*Set exercise:* Find each line in the following listing that has the string "visit", then state the count and nothing else.

-- START --

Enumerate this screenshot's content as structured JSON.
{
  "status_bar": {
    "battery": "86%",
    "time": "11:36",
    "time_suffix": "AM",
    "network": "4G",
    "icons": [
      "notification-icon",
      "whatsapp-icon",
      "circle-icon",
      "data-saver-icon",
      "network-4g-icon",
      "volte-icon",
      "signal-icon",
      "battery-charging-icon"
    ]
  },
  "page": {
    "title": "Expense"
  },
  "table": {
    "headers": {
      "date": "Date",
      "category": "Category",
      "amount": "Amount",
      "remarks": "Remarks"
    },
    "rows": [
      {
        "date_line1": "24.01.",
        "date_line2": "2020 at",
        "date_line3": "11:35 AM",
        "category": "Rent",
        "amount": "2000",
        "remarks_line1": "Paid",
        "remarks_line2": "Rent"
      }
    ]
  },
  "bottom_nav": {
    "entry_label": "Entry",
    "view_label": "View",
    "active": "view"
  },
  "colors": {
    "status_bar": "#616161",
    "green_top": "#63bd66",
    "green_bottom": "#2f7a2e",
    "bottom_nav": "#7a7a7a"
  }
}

-- END --
-- START --

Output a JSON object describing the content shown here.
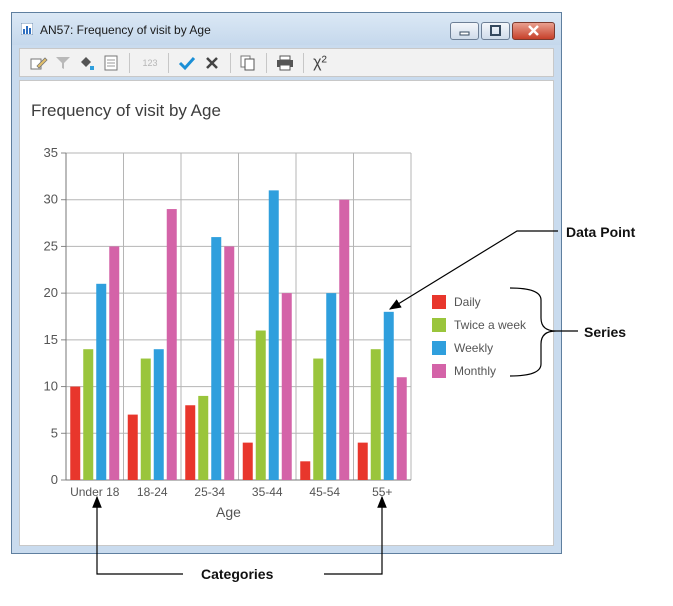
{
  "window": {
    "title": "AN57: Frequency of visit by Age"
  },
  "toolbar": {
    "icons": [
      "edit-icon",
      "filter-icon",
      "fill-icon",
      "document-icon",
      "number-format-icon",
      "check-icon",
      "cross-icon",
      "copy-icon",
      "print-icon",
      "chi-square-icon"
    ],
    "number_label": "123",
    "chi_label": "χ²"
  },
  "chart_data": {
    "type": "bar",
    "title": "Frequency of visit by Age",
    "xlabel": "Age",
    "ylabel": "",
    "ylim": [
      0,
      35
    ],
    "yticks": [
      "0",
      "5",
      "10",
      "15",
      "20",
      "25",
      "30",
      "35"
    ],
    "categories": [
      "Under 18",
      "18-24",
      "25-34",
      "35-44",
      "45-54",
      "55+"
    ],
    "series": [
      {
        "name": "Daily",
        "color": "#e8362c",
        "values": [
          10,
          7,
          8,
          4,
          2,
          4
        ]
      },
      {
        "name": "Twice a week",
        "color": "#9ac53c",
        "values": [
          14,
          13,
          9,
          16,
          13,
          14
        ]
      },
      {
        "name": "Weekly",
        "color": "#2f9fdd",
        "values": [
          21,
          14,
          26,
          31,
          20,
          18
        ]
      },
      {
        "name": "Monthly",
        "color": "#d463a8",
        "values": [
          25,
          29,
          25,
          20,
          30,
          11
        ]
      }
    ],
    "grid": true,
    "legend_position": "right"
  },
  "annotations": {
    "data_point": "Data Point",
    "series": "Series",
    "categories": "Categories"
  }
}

-- END --

*Exercise output:* 2